As we’ve said before we have an active M&A Group, it's not big but we’re looking at potential targets. Again those targets are focused within our core space. Those targets are focused on technology and those targets are focused on helping to augment our existing portfolio to offer more creative, advanced technical solutions for our customers.
To really get into the specifics wouldn't be appropriate for this call but I can tell you, there is more than a few bolt-ons and various technologies that we continue to look at and continue to be interested in..
And that would include automotive, I take it - would that be among the top areas you would want to augment?.
When we look at technology, we really do not define it persuade market, we look at technology to provide lighter ways, stronger, faster processing solutions. And for the team I don’t give direction that this needs to be focused on this market or that market, it needs to be focused on technology to allow us to win in the markets we participate in.
And a lot of that technology flows between wind and industrial and automotive and space and defense and aero it's transparent..
Okay. And switching gears, on the A350 program, I was hoping you could just give us a sense for where you think composite inventory lies. Are they sort of buying in line with underlying assemblies or ahead of it or behind it? If you can just talk about any sort of restock or destock phenomenon we might be seeing in future orders, if any..
Yes. As you could imagine, we have people working with Airbus everyday in their plants everyday working together to optimize our supply chain and we have very good visibility and very good communications with Airbus.
So with respect to where they are, with the production ramp up and where we are with respect to delivering that, we look at that, we do salary checks on that and basically its inline, we haven't seen decrease or an increase, we believe its well aligned.

» Data supplied
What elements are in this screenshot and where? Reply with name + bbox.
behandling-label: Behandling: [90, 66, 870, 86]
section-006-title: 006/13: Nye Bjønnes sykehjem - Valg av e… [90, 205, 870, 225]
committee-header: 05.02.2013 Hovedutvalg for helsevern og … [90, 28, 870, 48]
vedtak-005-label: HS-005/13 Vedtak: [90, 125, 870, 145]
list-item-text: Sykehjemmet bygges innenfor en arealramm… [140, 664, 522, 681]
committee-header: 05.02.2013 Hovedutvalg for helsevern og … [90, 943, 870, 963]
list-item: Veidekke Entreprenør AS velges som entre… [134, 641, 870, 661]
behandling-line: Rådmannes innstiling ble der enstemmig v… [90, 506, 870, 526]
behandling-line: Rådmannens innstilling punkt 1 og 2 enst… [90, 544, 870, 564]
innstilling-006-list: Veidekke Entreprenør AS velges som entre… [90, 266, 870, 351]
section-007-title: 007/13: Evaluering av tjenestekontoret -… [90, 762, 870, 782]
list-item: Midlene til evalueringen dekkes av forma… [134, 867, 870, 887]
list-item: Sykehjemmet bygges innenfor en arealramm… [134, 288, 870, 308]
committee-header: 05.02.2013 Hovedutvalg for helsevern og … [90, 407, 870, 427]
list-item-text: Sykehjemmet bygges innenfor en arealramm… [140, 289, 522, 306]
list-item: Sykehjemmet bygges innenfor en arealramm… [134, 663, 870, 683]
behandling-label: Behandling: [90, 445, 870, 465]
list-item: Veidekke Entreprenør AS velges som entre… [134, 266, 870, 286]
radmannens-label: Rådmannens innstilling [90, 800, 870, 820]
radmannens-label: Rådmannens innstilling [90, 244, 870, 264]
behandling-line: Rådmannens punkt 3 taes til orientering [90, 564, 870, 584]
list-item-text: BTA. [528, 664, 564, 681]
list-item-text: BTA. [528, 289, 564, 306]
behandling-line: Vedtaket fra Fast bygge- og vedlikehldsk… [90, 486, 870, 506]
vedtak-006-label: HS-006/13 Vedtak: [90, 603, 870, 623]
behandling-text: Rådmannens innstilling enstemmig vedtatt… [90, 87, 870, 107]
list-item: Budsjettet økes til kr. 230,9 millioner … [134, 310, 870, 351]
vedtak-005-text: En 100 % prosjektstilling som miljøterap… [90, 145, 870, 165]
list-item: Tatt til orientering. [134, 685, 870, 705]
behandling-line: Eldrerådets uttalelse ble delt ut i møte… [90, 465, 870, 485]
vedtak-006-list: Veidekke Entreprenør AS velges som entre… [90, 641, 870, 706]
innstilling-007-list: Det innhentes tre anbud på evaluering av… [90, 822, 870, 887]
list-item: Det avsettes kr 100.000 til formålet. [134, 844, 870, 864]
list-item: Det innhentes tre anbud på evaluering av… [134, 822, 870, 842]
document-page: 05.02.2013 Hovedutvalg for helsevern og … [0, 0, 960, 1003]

» Exercise brief
Quote the call transcript word for word, starting with "And that would" and going on through "we participate in.".

» Reply
And that would include automotive, I take it - would that be among the top areas you would want to augment?.
When we look at technology, we really do not define it persuade market, we look at technology to provide lighter ways, stronger, faster processing solutions. And for the team I don’t give direction that this needs to be focused on this market or that market, it needs to be focused on technology to allow us to win in the markets we participate in.